WHAT IS NEEDED:
In one to three sentences, please explain why, in the transducer excursion correction text below, the control voltage is modified after the actual slope is compared with the target slope.

SOURCE:
As the induction through voice coil 284 fluctuates to create excursions of cone 286, the above noted nonlinear characteristics may create nonlinear vibrations that impact current draw (e.g., changing current 289 due to nonlinear increases and decreases in magnetic force factor and stiffness). Such changing current 289 may be reflected as changing electrical impedance due to changes in induction due to the DC offset that results in the nonlinear vibrations. To correct for such DC offset, transducer correction module 142 may analyze the current-voltage distribution in order to identify nonlinear current-voltage points to which PCA unit 144 is invoked to apply PCA to determine the above noted principal components. PCA unit 144 may then determine, based on the at least one of the principal components, actual slope 145. Transducer correction module 144 may compare actual slope 145 to target slope 147 to modify control voltage 288 in order to steer transducer 280 back to linear operation in order to avoid nonlinear vibrations that may inject noise and other acoustic artifacts into the soundfield.
FIG. 3 is a diagram illustrating a graph of an example current-voltage distribution from which principal components are extracted to support various aspects of the transducer excursion correction techniques described in this disclosure. As shown in the example of FIG. 3 , a graph 300 shows the linear current-voltage distribution as a band of points (BoP) 302 with each point having an x-axis current measurement (in amps) and a y-axis voltage measurement (in volts).
Transducer correction module 142 may invoke PCA unit 144 to apply PCA to BoP 302 to determine principal components X₁and X₂(which may also be denoted respectively as principal components 304A and 304B). PCA unit 144 may compute a target slope 147 for linear voltage-current points of BoP 302 in accordance with the following equations:
$Var (θ) = \sum {[X_{1} \cos (θ) + X_{2} \sin (θ)]}^{2}, where$ $θ = 0.5 \tan^{- 1} (- 2 * \sum (X_{1} * X_{2}) / \sum (X_{2}^{2} - X_{1}^{2})) with respect to \frac{d Var (θ)}{d θ} = 0.$
In the above equation, “Var” denotes variance of theta (θ) which is shown as angle 306 in graph 300 and is determined according to the second equation listed above. Although described with respect to linear voltage-current points to identify target slope 147 (which again can be further adapted and refined by training of machine learning), PCA unit 144 may utilize the same process to identify actual slope 145 for nonlinear current-voltage points, which is shown in more detail with respect to the example of FIG. 4 .

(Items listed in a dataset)
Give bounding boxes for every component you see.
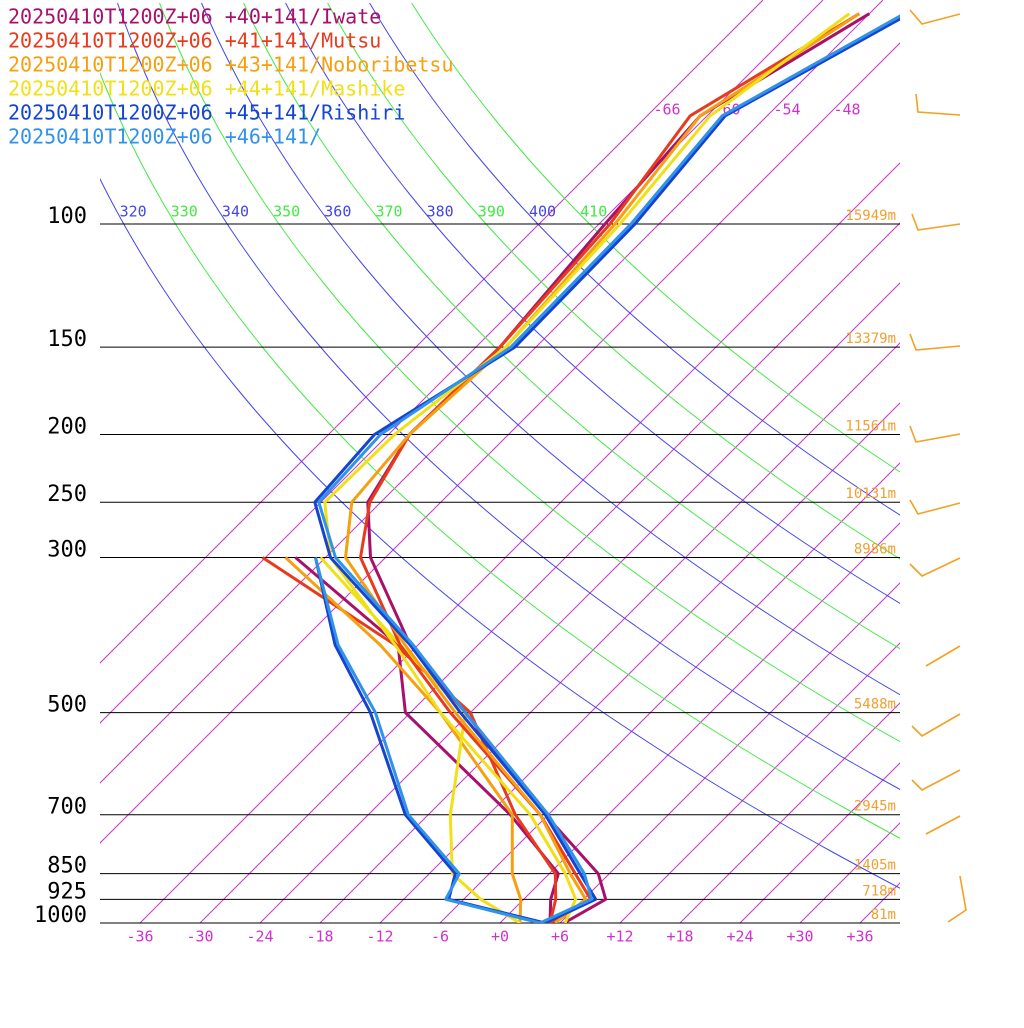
legend-entry: 20250410T1200Z+06 +46+141/: [8, 125, 321, 149]
wind-barb: [916, 94, 960, 115]
height-label: 15949m: [845, 208, 896, 224]
isentrope-label: 350: [273, 203, 300, 221]
x-tick-label: +30: [786, 928, 813, 946]
x-tick-label: -36: [126, 928, 153, 946]
isotherm: [560, 0, 1024, 923]
wind-barb: [948, 876, 966, 922]
wind-barb: [910, 334, 960, 350]
y-tick-label: 500: [47, 693, 87, 718]
x-tick-label: -30: [186, 928, 213, 946]
isotherm: [680, 0, 1024, 923]
isotherm: [440, 0, 1024, 923]
axes: -36 -30 -24 -18 -12 -6 +0 +6 +12 +18 +24 +30 +36 -66 -…: [34, 101, 900, 946]
height-label: 5488m: [854, 697, 896, 713]
x-tick-label: +0: [491, 928, 509, 946]
wind-barbs: [910, 10, 966, 922]
legend: 20250410T1200Z+06 +40+141/Iwate20250410T…: [8, 5, 454, 149]
wind-barb: [910, 10, 960, 24]
isentrope-label: 340: [222, 203, 249, 221]
temperature-line: [361, 14, 860, 923]
x-tick-label: -12: [366, 928, 393, 946]
isentrope-label: 370: [375, 203, 402, 221]
temperature-line: [368, 14, 870, 923]
legend-entry: 20250410T1200Z+06 +44+141/Mashike: [8, 77, 405, 101]
legend-entry: 20250410T1200Z+06 +41+141/Mutsu: [8, 29, 381, 53]
isentrope-label: 330: [171, 203, 198, 221]
legend-entry: 20250410T1200Z+06 +40+141/Iwate: [8, 5, 381, 29]
dewpoint-line: [316, 558, 541, 924]
isentrope-label: 410: [580, 203, 607, 221]
isentrope-label: 390: [478, 203, 505, 221]
wind-barb: [926, 646, 960, 666]
height-label: 8986m: [854, 542, 896, 558]
isotherm: [740, 0, 1024, 923]
isentrope-label: 360: [324, 203, 351, 221]
profiles: [263, 14, 910, 923]
isentrope: [370, 3, 1024, 923]
height-label: 1405m: [854, 858, 896, 874]
y-tick-label: 200: [47, 414, 87, 439]
height-label: 13379m: [845, 331, 896, 347]
height-label: 718m: [862, 883, 896, 899]
y-tick-label: 100: [47, 204, 87, 229]
height-label: 2945m: [854, 799, 896, 815]
dewpoint-line: [296, 558, 559, 924]
isotherm: [260, 0, 1024, 923]
height-label: 10131m: [845, 486, 896, 502]
wind-barb: [912, 214, 960, 230]
x-tick-label: +12: [606, 928, 633, 946]
y-tick-label: 1000: [34, 903, 87, 928]
temperature-line: [346, 14, 860, 923]
isentrope-label: 320: [120, 203, 147, 221]
wind-barb: [910, 500, 960, 514]
isentrope-label: 380: [427, 203, 454, 221]
y-tick-label: 300: [47, 538, 87, 563]
temperature-line: [315, 14, 910, 923]
x-tick-label: +36: [846, 928, 873, 946]
x-tick-label: -6: [431, 928, 449, 946]
y-tick-label: 700: [47, 795, 87, 820]
wind-barb: [912, 770, 960, 790]
isentrope: [202, 3, 1024, 923]
isentrope-label: 400: [529, 203, 556, 221]
y-tick-label: 925: [47, 879, 87, 904]
isotherm-label: -54: [773, 101, 800, 119]
temperature-line: [325, 14, 850, 923]
x-tick-label: +18: [666, 928, 693, 946]
legend-entry: 20250410T1200Z+06 +45+141/Rishiri: [8, 101, 405, 125]
wind-barb: [912, 714, 960, 736]
isotherm-label: -66: [653, 101, 680, 119]
wind-barb: [910, 558, 960, 576]
x-tick-label: -18: [306, 928, 333, 946]
isotherm-label: -48: [833, 101, 860, 119]
isotherm: [200, 0, 1024, 923]
legend-entry: 20250410T1200Z+06 +43+141/Noboribetsu: [8, 53, 454, 77]
wind-barb: [910, 426, 960, 442]
x-tick-label: -24: [246, 928, 273, 946]
dewpoint-line: [321, 558, 521, 924]
y-tick-label: 150: [47, 327, 87, 352]
wind-barb: [926, 816, 960, 834]
height-label: 11561m: [845, 418, 896, 434]
y-tick-label: 250: [47, 482, 87, 507]
y-tick-label: 850: [47, 854, 87, 879]
x-tick-label: +24: [726, 928, 753, 946]
height-label: 81m: [871, 907, 896, 923]
x-tick-label: +6: [551, 928, 569, 946]
isotherm: [800, 0, 1024, 923]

THE RESULT:
The control voltage is modified to steer the transducer back to linear operation. This avoids nonlinear vibrations that may inject noise and other acoustic artifacts into the soundfield.